## START Material for the task

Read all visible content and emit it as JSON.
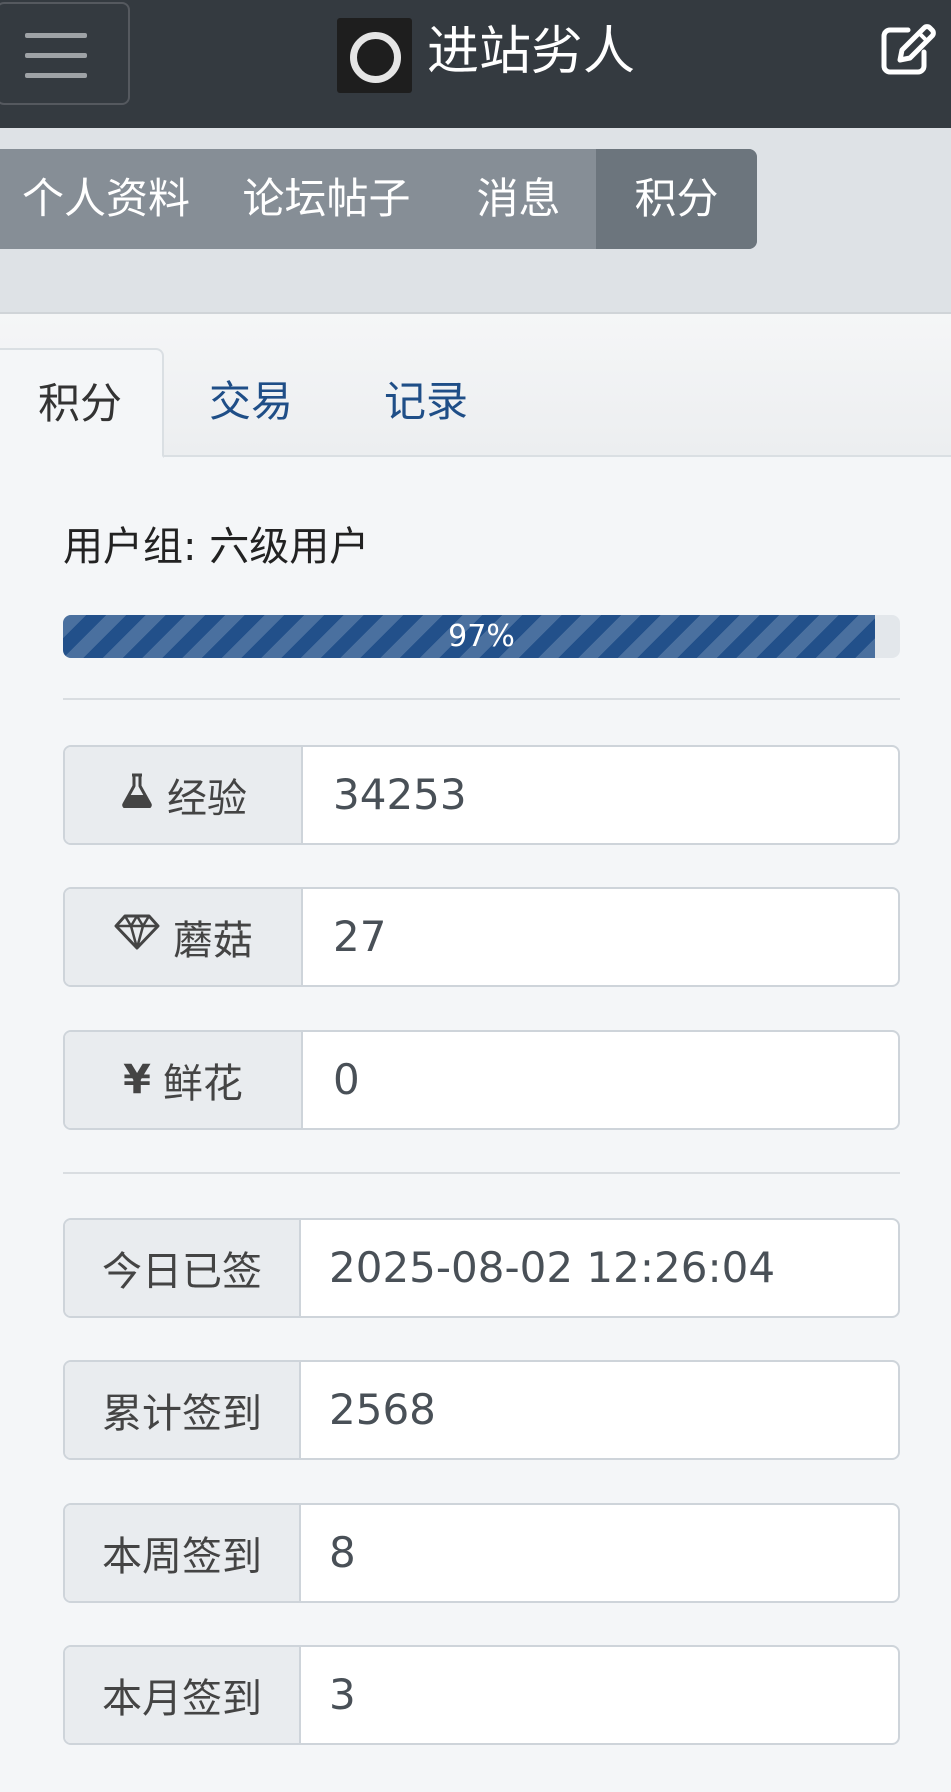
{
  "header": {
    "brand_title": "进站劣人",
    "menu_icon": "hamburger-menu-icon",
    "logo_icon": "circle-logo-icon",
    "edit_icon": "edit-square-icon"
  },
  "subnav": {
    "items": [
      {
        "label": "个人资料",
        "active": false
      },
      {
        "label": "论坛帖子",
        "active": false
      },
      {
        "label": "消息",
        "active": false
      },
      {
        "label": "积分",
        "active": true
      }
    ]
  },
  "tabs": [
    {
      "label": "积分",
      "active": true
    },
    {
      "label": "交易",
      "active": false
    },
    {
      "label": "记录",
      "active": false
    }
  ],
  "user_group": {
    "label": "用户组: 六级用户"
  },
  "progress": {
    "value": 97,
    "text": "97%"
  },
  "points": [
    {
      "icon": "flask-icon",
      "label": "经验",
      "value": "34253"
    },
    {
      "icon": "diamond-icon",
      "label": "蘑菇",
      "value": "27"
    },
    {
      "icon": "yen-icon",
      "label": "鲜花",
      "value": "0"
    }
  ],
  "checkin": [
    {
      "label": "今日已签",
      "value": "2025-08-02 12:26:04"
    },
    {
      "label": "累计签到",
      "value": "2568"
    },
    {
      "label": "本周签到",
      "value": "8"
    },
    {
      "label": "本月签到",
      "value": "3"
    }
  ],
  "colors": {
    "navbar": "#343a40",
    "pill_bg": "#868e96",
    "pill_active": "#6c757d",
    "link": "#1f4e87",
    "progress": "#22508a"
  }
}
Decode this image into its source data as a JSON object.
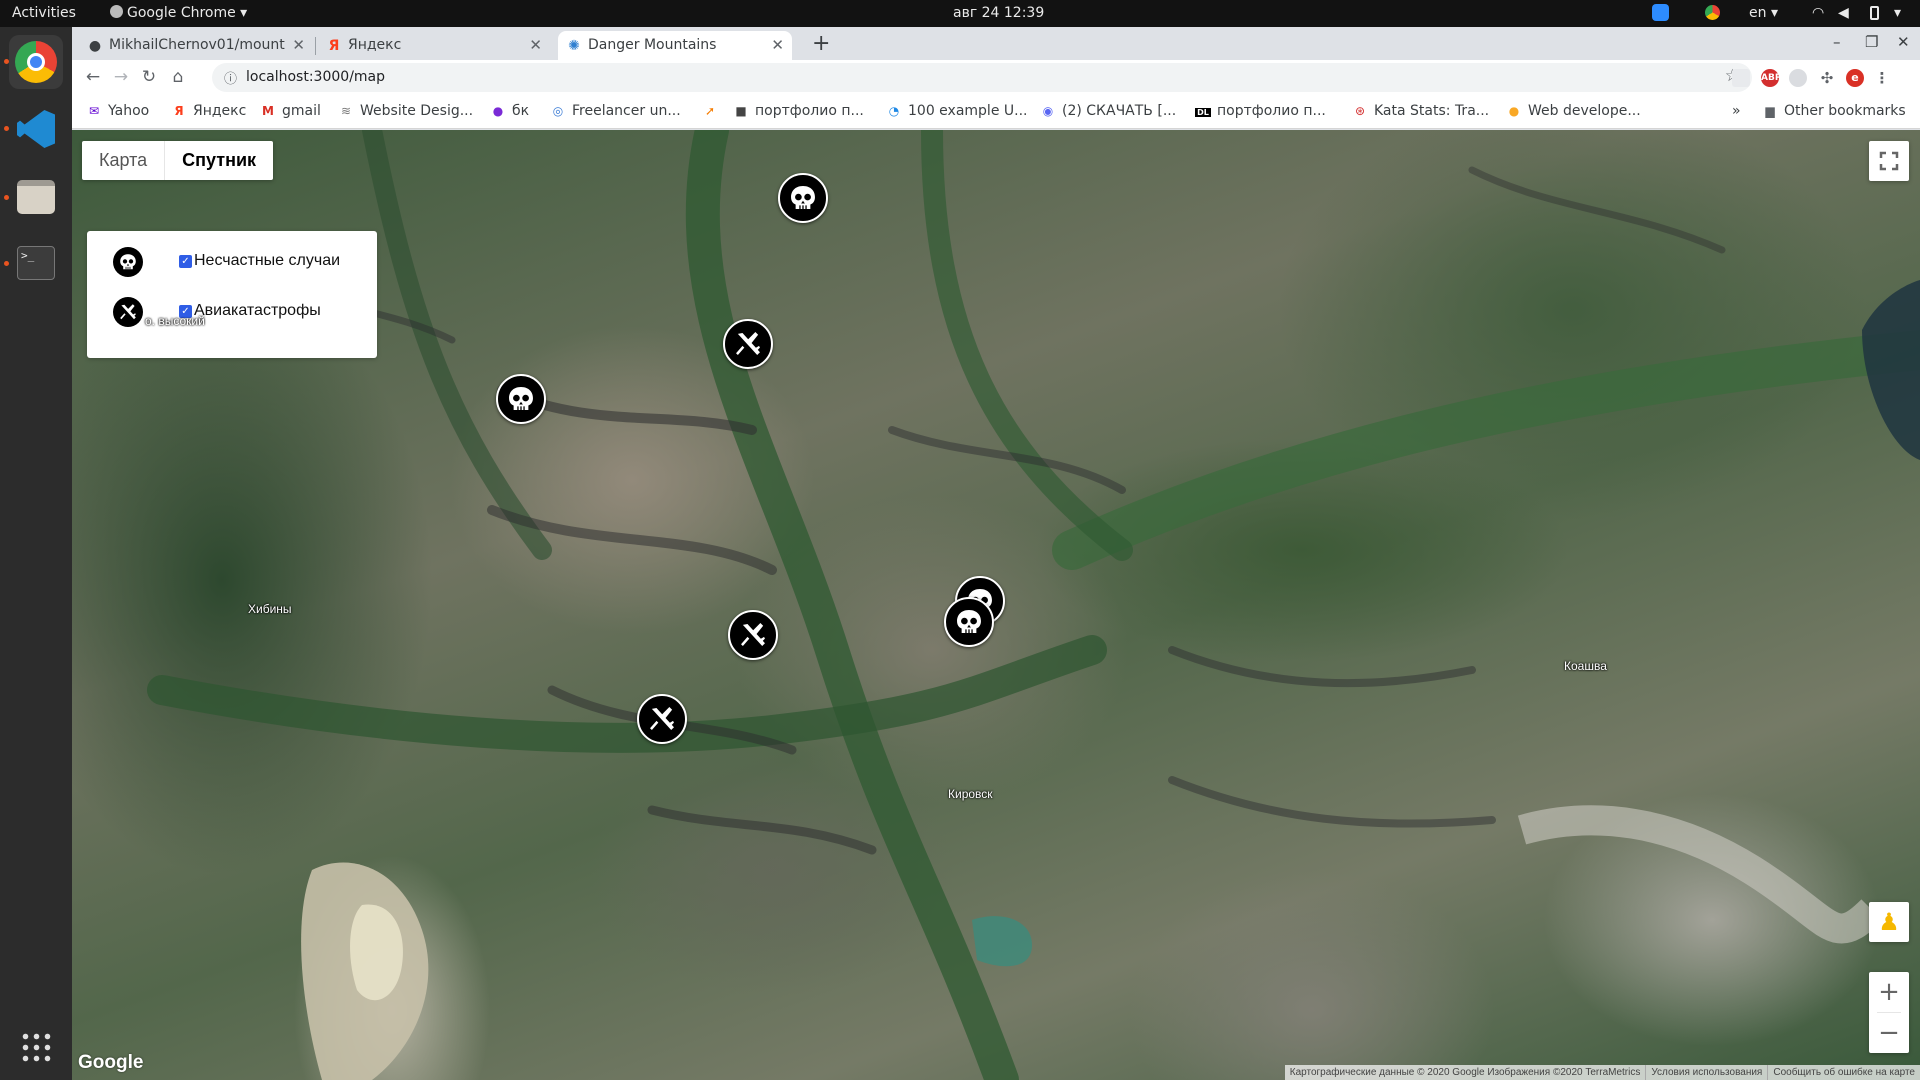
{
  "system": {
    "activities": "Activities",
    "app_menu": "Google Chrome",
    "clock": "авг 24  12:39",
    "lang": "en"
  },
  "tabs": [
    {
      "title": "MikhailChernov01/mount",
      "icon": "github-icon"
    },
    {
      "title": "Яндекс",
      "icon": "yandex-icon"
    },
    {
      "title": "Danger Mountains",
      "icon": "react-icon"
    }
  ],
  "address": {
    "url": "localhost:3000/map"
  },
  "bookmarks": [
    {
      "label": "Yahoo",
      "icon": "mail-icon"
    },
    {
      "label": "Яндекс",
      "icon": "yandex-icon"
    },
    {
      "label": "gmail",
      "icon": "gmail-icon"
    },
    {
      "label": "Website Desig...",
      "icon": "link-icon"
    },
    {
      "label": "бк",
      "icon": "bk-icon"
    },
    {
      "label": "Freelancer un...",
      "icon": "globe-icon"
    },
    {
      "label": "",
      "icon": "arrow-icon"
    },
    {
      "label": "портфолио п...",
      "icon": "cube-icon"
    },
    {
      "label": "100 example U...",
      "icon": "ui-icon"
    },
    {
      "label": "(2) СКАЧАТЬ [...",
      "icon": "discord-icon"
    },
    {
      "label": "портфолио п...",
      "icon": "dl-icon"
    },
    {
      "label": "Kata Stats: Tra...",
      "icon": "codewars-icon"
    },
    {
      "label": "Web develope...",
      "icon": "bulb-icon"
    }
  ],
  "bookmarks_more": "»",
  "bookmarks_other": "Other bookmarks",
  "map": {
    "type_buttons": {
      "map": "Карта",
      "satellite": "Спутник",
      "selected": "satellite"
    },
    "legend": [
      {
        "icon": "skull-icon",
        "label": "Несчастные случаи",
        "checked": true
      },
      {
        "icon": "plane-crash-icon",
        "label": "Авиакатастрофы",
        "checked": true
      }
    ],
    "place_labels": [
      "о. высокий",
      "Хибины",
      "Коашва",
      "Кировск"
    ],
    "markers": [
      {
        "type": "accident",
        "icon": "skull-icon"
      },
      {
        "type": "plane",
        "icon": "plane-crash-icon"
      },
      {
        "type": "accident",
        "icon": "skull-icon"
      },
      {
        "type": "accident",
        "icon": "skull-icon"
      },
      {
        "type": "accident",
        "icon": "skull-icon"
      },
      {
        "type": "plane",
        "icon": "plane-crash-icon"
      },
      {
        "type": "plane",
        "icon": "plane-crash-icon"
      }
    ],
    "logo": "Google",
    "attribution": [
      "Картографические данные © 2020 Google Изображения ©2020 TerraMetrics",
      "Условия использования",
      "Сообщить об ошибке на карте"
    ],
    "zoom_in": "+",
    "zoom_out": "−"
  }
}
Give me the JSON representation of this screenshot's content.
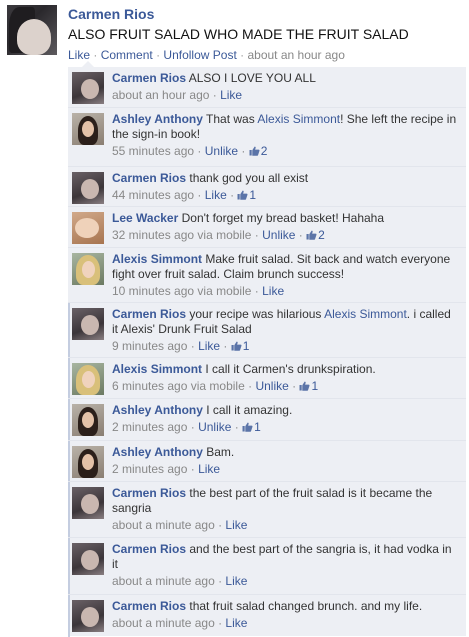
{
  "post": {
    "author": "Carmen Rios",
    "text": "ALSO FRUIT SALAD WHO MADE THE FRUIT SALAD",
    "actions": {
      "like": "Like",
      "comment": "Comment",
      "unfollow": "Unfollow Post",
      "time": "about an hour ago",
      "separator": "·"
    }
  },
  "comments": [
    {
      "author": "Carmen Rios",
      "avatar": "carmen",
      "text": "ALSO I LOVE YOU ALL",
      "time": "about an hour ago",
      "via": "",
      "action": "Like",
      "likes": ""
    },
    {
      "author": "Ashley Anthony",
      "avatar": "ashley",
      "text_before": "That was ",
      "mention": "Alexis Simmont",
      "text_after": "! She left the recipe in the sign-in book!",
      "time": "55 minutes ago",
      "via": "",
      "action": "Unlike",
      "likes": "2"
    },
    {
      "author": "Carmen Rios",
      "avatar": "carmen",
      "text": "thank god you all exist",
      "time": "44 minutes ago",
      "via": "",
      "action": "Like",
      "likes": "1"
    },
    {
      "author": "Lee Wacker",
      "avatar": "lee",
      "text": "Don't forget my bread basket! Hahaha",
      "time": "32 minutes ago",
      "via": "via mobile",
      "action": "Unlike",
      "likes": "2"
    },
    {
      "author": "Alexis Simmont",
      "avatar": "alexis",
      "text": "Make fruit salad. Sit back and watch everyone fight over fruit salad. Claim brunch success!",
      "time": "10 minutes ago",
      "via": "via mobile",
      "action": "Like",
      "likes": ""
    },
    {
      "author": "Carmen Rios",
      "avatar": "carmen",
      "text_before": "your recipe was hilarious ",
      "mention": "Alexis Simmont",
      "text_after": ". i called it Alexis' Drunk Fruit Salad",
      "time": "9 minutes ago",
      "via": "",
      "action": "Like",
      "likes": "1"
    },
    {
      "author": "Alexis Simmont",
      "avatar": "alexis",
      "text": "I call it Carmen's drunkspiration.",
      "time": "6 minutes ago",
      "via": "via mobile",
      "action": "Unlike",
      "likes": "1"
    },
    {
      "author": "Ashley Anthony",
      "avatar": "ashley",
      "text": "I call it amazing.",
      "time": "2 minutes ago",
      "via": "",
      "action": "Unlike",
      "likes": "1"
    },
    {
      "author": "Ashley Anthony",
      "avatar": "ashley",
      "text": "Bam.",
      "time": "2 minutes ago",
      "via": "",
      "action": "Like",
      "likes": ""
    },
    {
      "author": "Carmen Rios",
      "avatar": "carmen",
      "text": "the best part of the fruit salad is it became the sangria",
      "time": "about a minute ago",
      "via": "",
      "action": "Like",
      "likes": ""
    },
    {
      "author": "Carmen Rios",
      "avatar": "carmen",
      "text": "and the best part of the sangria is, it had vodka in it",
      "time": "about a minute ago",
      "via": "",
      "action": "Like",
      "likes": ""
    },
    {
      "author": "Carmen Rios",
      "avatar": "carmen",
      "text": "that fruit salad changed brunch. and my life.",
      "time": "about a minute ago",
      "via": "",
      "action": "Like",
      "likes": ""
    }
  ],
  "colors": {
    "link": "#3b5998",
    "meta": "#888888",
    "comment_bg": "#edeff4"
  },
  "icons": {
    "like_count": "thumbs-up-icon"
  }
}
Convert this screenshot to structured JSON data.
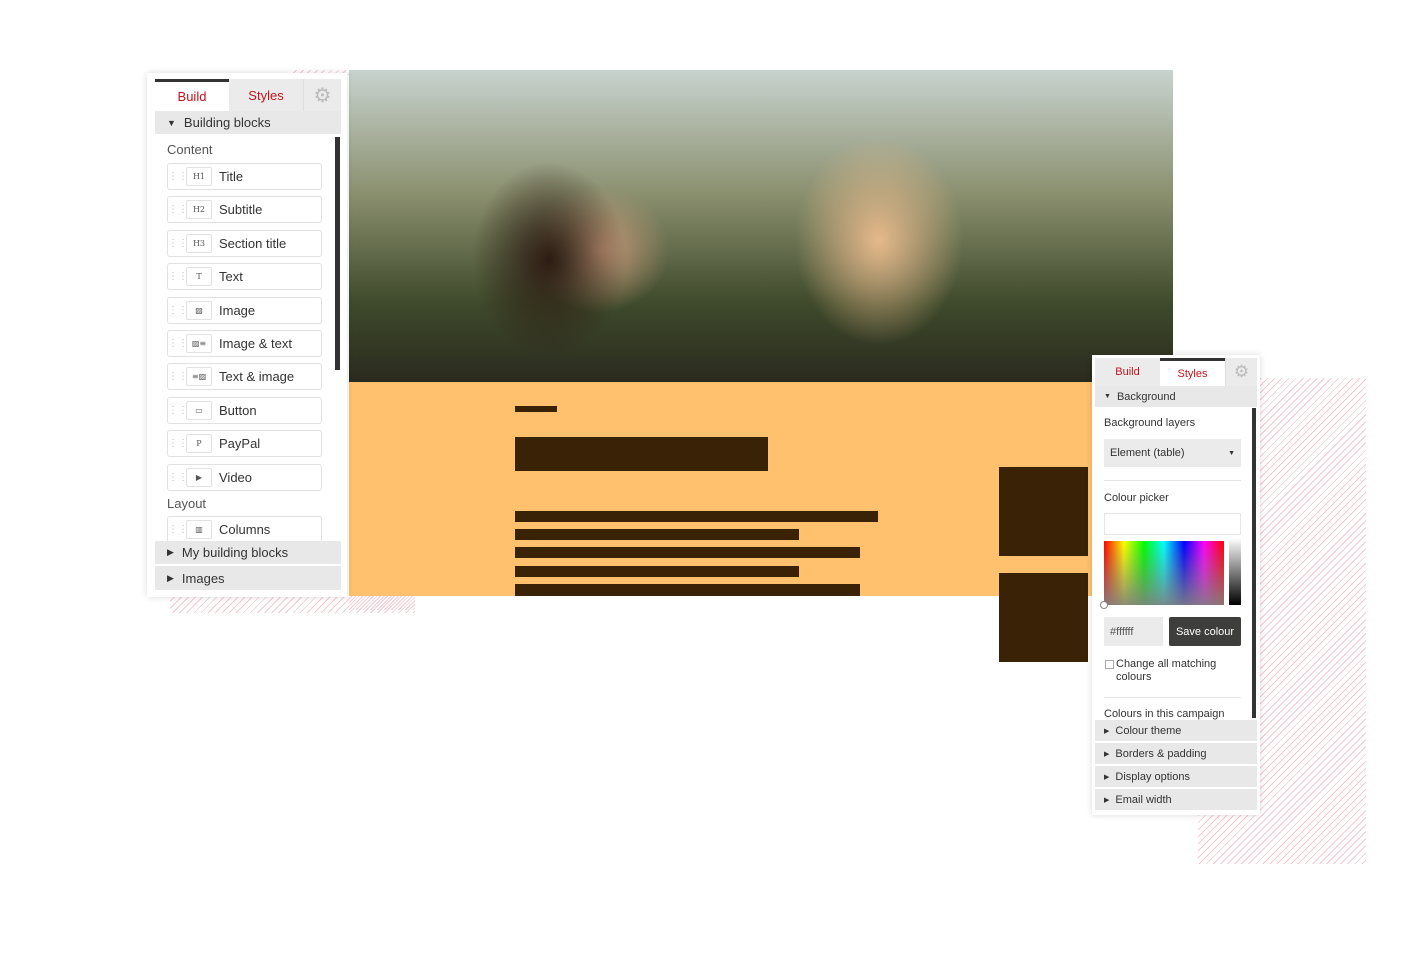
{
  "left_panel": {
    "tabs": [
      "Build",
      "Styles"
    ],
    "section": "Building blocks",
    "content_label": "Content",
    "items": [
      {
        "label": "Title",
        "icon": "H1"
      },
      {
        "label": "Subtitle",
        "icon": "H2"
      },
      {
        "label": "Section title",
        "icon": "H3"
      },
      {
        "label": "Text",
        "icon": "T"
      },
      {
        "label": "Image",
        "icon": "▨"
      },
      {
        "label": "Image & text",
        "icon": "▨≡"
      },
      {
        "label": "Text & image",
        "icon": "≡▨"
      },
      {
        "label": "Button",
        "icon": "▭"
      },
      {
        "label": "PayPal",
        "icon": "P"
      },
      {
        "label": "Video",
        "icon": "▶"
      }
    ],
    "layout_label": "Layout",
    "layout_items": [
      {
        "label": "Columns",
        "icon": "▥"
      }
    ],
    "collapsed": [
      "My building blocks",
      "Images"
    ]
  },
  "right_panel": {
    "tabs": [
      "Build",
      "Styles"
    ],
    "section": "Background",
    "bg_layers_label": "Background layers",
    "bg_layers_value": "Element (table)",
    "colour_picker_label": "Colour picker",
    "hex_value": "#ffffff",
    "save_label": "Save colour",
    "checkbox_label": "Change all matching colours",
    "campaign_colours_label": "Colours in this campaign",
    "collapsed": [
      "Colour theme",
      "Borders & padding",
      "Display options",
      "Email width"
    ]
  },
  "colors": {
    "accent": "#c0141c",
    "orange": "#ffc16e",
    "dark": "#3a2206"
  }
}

## END Material for the task

## To do
In the data above, find the line containing "Convert this screenshot"; from there, please write out each line through the end, exactly, with the pictures omitted.

## Expected output
Convert this screenshot to structured JSON data.
{
  "left_panel": {
    "tabs": [
      "Build",
      "Styles"
    ],
    "section": "Building blocks",
    "content_label": "Content",
    "items": [
      {
        "label": "Title",
        "icon": "H1"
      },
      {
        "label": "Subtitle",
        "icon": "H2"
      },
      {
        "label": "Section title",
        "icon": "H3"
      },
      {
        "label": "Text",
        "icon": "T"
      },
      {
        "label": "Image",
        "icon": "▨"
      },
      {
        "label": "Image & text",
        "icon": "▨≡"
      },
      {
        "label": "Text & image",
        "icon": "≡▨"
      },
      {
        "label": "Button",
        "icon": "▭"
      },
      {
        "label": "PayPal",
        "icon": "P"
      },
      {
        "label": "Video",
        "icon": "▶"
      }
    ],
    "layout_label": "Layout",
    "layout_items": [
      {
        "label": "Columns",
        "icon": "▥"
      }
    ],
    "collapsed": [
      "My building blocks",
      "Images"
    ]
  },
  "right_panel": {
    "tabs": [
      "Build",
      "Styles"
    ],
    "section": "Background",
    "bg_layers_label": "Background layers",
    "bg_layers_value": "Element (table)",
    "colour_picker_label": "Colour picker",
    "hex_value": "#ffffff",
    "save_label": "Save colour",
    "checkbox_label": "Change all matching colours",
    "campaign_colours_label": "Colours in this campaign",
    "collapsed": [
      "Colour theme",
      "Borders & padding",
      "Display options",
      "Email width"
    ]
  },
  "colors": {
    "accent": "#c0141c",
    "orange": "#ffc16e",
    "dark": "#3a2206"
  }
}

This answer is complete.